Collection entries
----------------

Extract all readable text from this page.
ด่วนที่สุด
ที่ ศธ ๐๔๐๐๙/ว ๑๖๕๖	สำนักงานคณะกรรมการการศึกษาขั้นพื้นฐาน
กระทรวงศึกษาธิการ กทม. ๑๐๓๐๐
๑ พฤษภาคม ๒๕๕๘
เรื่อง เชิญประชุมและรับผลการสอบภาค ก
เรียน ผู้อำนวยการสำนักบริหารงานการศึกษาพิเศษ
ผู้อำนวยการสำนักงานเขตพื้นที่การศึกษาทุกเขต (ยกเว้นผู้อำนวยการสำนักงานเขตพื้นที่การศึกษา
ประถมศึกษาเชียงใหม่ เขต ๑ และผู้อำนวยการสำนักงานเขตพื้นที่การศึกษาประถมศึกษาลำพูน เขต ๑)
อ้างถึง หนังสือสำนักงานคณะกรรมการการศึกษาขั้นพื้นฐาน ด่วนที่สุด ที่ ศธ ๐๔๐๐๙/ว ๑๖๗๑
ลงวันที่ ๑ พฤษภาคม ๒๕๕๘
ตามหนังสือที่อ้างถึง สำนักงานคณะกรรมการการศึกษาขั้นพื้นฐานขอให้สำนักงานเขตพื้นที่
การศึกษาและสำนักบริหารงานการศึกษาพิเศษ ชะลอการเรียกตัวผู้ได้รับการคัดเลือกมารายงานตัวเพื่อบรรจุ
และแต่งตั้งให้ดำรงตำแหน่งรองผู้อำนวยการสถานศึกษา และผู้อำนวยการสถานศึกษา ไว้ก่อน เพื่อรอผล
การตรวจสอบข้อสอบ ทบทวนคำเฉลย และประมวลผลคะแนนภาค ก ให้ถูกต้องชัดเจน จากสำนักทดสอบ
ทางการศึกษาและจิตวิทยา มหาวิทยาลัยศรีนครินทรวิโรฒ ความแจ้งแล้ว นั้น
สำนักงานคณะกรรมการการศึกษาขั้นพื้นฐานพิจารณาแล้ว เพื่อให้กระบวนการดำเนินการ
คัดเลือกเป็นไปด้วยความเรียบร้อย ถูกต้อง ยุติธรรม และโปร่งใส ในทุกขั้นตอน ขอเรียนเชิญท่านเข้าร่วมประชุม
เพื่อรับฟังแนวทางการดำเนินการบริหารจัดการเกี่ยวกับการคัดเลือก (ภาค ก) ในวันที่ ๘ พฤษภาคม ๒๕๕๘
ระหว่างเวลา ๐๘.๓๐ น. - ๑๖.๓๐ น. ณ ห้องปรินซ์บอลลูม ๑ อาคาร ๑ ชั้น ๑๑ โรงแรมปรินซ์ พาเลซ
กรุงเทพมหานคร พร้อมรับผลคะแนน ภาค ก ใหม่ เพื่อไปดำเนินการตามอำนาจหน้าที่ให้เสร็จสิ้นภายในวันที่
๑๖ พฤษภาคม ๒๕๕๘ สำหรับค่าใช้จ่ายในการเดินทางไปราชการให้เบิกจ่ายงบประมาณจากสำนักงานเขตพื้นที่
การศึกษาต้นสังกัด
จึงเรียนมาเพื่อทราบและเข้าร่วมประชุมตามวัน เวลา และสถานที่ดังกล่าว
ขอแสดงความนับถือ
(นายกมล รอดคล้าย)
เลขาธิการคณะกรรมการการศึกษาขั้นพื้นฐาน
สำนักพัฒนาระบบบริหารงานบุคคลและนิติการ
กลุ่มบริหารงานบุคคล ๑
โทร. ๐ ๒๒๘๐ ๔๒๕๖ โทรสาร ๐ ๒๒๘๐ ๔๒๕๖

----------------

Goal ▸ Reproduce the entire listing word for word.

Written reply ▸
Extract all readable text from this page.
ด่วนที่สุด
ที่ ศธ ๐๔๐๐๙/ว ๑๖๕๖	สำนักงานคณะกรรมการการศึกษาขั้นพื้นฐาน
กระทรวงศึกษาธิการ กทม. ๑๐๓๐๐
๑ พฤษภาคม ๒๕๕๘
เรื่อง เชิญประชุมและรับผลการสอบภาค ก
เรียน ผู้อำนวยการสำนักบริหารงานการศึกษาพิเศษ
ผู้อำนวยการสำนักงานเขตพื้นที่การศึกษาทุกเขต (ยกเว้นผู้อำนวยการสำนักงานเขตพื้นที่การศึกษา
ประถมศึกษาเชียงใหม่ เขต ๑ และผู้อำนวยการสำนักงานเขตพื้นที่การศึกษาประถมศึกษาลำพูน เขต ๑)
อ้างถึง หนังสือสำนักงานคณะกรรมการการศึกษาขั้นพื้นฐาน ด่วนที่สุด ที่ ศธ ๐๔๐๐๙/ว ๑๖๗๑
ลงวันที่ ๑ พฤษภาคม ๒๕๕๘
ตามหนังสือที่อ้างถึง สำนักงานคณะกรรมการการศึกษาขั้นพื้นฐานขอให้สำนักงานเขตพื้นที่
การศึกษาและสำนักบริหารงานการศึกษาพิเศษ ชะลอการเรียกตัวผู้ได้รับการคัดเลือกมารายงานตัวเพื่อบรรจุ
และแต่งตั้งให้ดำรงตำแหน่งรองผู้อำนวยการสถานศึกษา และผู้อำนวยการสถานศึกษา ไว้ก่อน เพื่อรอผล
การตรวจสอบข้อสอบ ทบทวนคำเฉลย และประมวลผลคะแนนภาค ก ให้ถูกต้องชัดเจน จากสำนักทดสอบ
ทางการศึกษาและจิตวิทยา มหาวิทยาลัยศรีนครินทรวิโรฒ ความแจ้งแล้ว นั้น
สำนักงานคณะกรรมการการศึกษาขั้นพื้นฐานพิจารณาแล้ว เพื่อให้กระบวนการดำเนินการ
คัดเลือกเป็นไปด้วยความเรียบร้อย ถูกต้อง ยุติธรรม และโปร่งใส ในทุกขั้นตอน ขอเรียนเชิญท่านเข้าร่วมประชุม
เพื่อรับฟังแนวทางการดำเนินการบริหารจัดการเกี่ยวกับการคัดเลือก (ภาค ก) ในวันที่ ๘ พฤษภาคม ๒๕๕๘
ระหว่างเวลา ๐๘.๓๐ น. - ๑๖.๓๐ น. ณ ห้องปรินซ์บอลลูม ๑ อาคาร ๑ ชั้น ๑๑ โรงแรมปรินซ์ พาเลซ
กรุงเทพมหานคร พร้อมรับผลคะแนน ภาค ก ใหม่ เพื่อไปดำเนินการตามอำนาจหน้าที่ให้เสร็จสิ้นภายในวันที่
๑๖ พฤษภาคม ๒๕๕๘ สำหรับค่าใช้จ่ายในการเดินทางไปราชการให้เบิกจ่ายงบประมาณจากสำนักงานเขตพื้นที่
การศึกษาต้นสังกัด
จึงเรียนมาเพื่อทราบและเข้าร่วมประชุมตามวัน เวลา และสถานที่ดังกล่าว
ขอแสดงความนับถือ
(นายกมล รอดคล้าย)
เลขาธิการคณะกรรมการการศึกษาขั้นพื้นฐาน
สำนักพัฒนาระบบบริหารงานบุคคลและนิติการ
กลุ่มบริหารงานบุคคล ๑
โทร. ๐ ๒๒๘๐ ๔๒๕๖ โทรสาร ๐ ๒๒๘๐ ๔๒๕๖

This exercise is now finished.